**Exercise requirements:**
Search the material and gather each line with "Event" in it.

▬▬▬

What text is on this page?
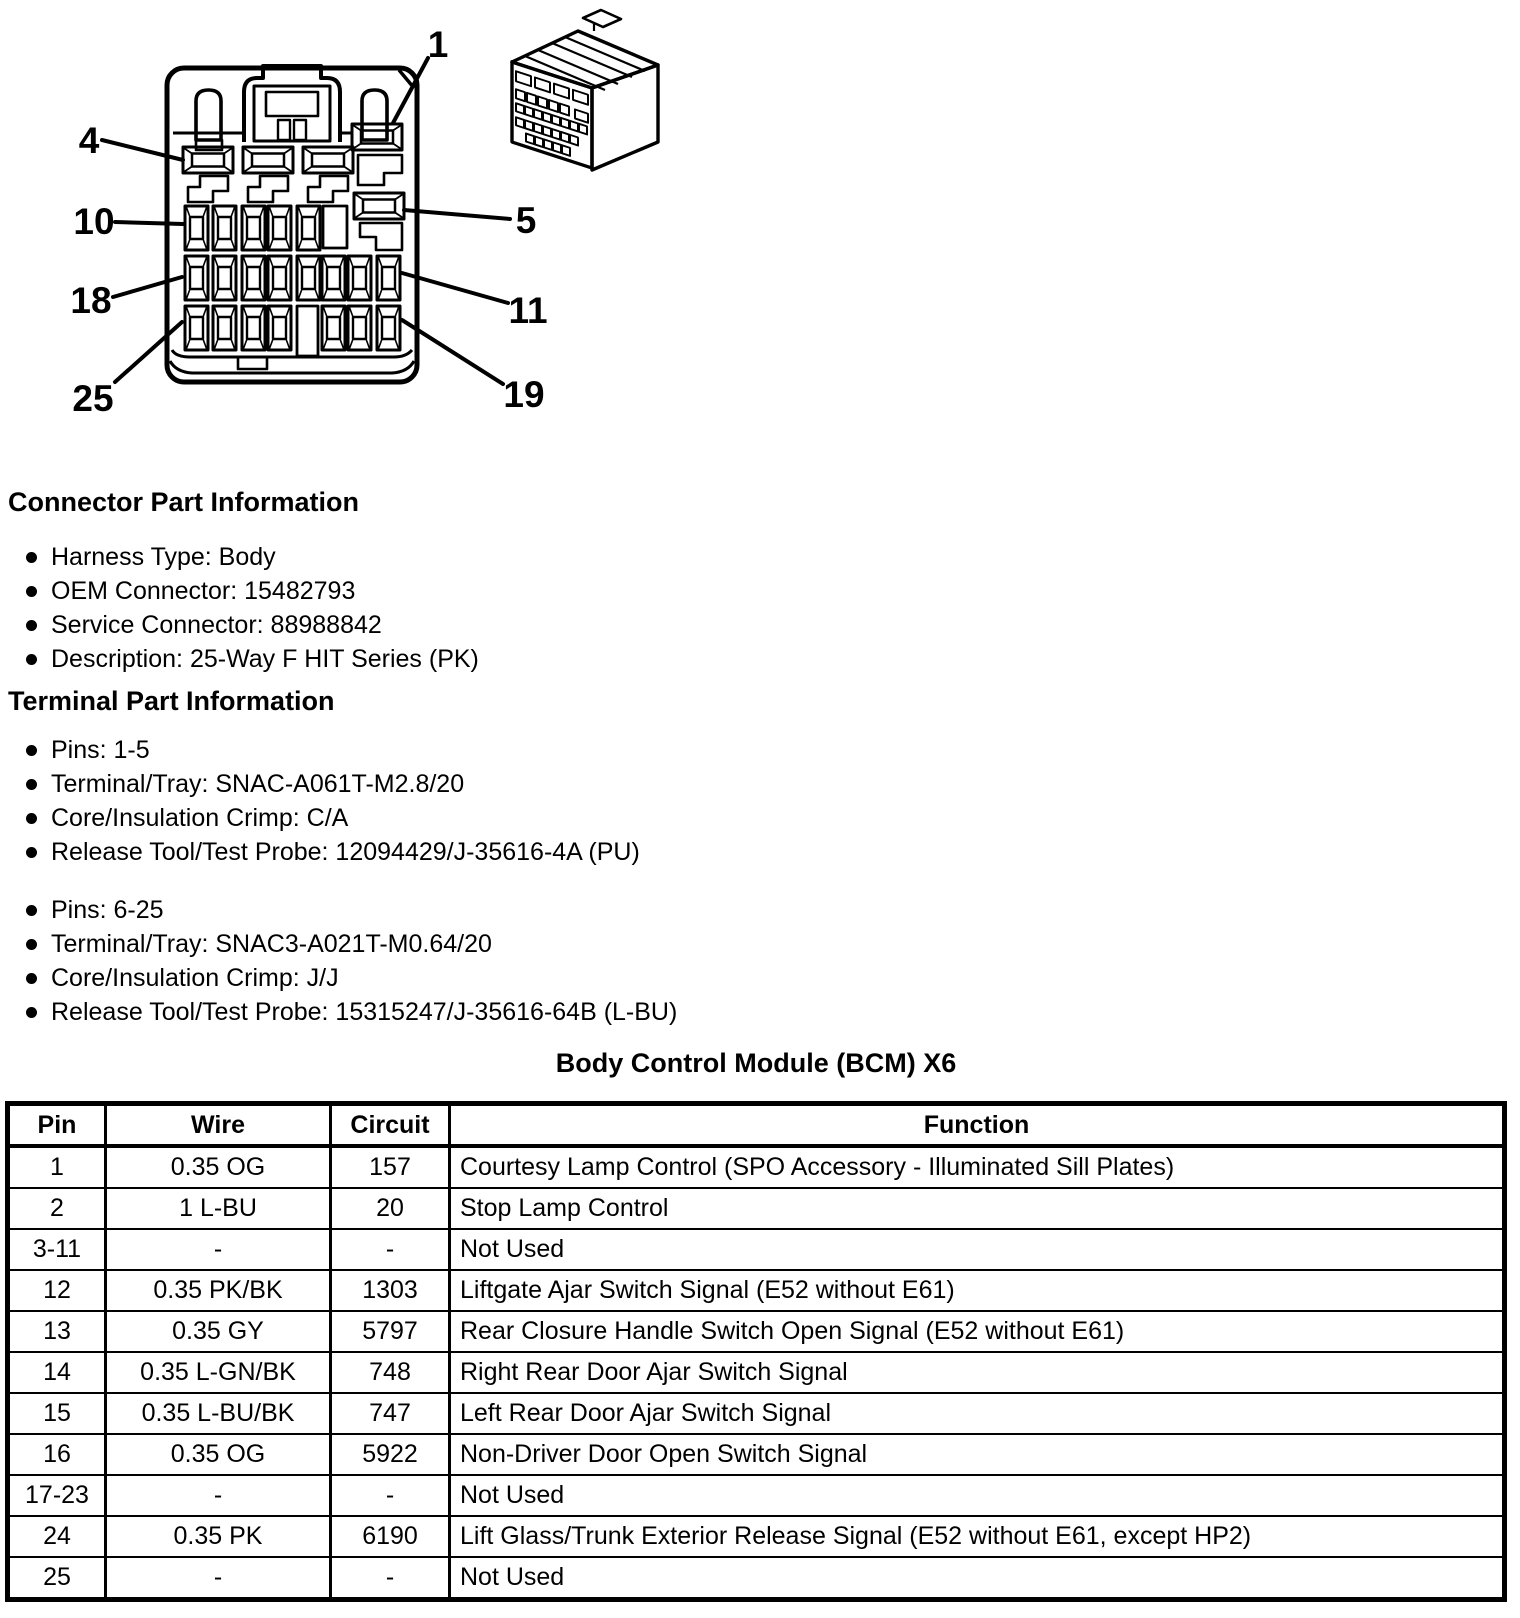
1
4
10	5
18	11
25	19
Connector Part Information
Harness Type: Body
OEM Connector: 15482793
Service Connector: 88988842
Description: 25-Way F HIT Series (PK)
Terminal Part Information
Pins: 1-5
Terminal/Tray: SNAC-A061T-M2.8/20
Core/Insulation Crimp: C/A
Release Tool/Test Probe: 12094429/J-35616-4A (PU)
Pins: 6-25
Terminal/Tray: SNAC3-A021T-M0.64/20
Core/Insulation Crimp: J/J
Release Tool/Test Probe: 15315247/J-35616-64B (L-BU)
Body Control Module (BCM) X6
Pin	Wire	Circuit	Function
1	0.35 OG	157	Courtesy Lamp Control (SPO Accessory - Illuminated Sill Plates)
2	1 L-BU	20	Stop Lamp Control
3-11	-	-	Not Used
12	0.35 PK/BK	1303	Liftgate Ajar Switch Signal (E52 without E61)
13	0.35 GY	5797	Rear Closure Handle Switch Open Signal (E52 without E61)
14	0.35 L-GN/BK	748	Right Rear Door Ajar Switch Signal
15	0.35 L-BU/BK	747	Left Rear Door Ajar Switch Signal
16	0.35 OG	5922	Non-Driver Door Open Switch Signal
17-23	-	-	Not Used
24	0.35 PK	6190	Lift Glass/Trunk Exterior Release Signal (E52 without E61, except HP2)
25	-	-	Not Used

▬▬▬

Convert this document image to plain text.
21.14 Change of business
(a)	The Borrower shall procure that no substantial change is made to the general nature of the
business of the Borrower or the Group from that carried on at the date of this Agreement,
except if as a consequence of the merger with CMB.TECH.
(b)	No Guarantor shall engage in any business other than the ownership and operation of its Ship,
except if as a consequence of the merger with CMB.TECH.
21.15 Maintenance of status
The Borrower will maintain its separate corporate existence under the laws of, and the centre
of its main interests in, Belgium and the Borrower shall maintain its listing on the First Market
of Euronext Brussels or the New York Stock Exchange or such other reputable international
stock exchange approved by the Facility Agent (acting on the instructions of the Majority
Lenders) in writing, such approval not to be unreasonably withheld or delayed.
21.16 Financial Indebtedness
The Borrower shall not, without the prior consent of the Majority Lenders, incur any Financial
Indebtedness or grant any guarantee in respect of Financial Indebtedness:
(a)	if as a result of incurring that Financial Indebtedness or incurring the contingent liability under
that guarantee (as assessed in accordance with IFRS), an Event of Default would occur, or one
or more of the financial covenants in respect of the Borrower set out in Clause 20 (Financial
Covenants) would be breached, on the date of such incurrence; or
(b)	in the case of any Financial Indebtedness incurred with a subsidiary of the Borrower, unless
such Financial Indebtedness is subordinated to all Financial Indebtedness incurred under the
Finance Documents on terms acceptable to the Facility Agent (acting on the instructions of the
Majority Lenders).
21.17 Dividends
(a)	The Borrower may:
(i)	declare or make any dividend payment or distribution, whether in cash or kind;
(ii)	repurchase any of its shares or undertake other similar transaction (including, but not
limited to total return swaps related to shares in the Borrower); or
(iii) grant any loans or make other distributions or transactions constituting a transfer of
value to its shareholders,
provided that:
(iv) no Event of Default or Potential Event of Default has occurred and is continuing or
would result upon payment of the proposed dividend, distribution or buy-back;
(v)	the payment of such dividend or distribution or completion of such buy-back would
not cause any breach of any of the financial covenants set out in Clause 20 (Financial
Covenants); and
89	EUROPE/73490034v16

▬▬▬

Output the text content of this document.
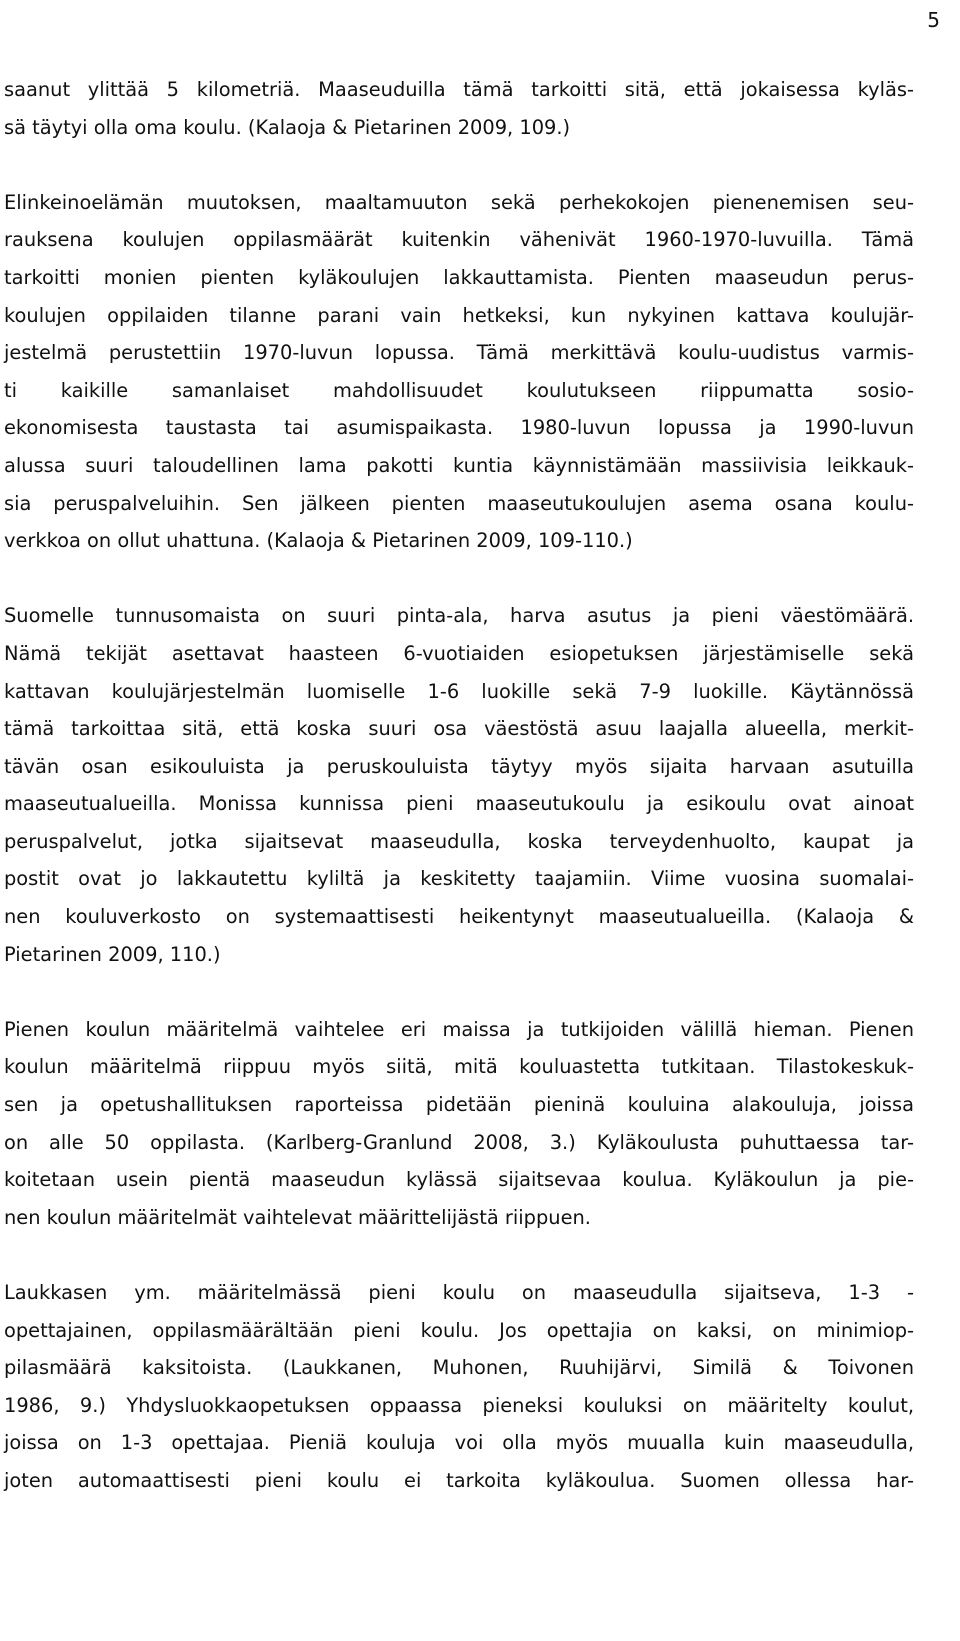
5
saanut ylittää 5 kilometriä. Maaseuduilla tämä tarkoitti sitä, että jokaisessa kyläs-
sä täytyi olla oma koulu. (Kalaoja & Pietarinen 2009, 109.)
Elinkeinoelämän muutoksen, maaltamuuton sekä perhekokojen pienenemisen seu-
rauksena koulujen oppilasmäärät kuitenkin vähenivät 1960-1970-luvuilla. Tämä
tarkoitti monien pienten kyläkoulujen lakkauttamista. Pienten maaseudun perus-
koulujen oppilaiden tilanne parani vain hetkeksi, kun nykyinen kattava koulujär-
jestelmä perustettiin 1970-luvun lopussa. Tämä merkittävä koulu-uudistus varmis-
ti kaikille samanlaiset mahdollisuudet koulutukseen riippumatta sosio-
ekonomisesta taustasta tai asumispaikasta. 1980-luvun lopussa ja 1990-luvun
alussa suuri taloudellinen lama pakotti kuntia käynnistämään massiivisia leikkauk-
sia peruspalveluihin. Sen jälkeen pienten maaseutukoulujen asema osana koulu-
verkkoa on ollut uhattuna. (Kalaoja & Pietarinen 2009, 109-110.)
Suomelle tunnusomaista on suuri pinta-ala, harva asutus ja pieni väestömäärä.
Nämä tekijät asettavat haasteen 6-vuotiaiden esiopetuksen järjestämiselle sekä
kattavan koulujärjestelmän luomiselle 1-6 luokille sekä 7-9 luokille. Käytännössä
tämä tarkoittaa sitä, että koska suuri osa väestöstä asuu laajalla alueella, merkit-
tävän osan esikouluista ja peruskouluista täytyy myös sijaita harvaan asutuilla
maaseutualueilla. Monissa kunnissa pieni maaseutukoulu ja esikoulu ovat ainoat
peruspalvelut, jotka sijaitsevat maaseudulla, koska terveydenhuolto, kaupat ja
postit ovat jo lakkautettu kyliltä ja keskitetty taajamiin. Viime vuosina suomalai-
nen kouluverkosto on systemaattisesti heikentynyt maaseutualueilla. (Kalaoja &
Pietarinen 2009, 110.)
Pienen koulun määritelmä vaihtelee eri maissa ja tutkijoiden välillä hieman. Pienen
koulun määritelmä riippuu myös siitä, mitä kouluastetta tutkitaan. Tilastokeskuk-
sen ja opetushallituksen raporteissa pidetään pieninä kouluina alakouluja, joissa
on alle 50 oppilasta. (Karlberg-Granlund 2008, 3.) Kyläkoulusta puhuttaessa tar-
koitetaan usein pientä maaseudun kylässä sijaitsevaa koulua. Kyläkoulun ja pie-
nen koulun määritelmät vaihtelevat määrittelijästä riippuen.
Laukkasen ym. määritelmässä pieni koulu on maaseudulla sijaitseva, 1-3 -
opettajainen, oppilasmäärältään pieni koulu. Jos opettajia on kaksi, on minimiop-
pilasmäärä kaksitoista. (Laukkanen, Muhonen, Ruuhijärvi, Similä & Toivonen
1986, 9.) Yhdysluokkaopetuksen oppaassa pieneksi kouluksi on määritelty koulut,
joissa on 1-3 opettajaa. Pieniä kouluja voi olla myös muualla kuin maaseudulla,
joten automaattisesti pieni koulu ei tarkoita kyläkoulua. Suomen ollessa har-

▬▬▬

**Task response:**
that guarantee (as assessed in accordance with IFRS), an Event of Default would occur, or one
(iv) no Event of Default or Potential Event of Default has occurred and is continuing or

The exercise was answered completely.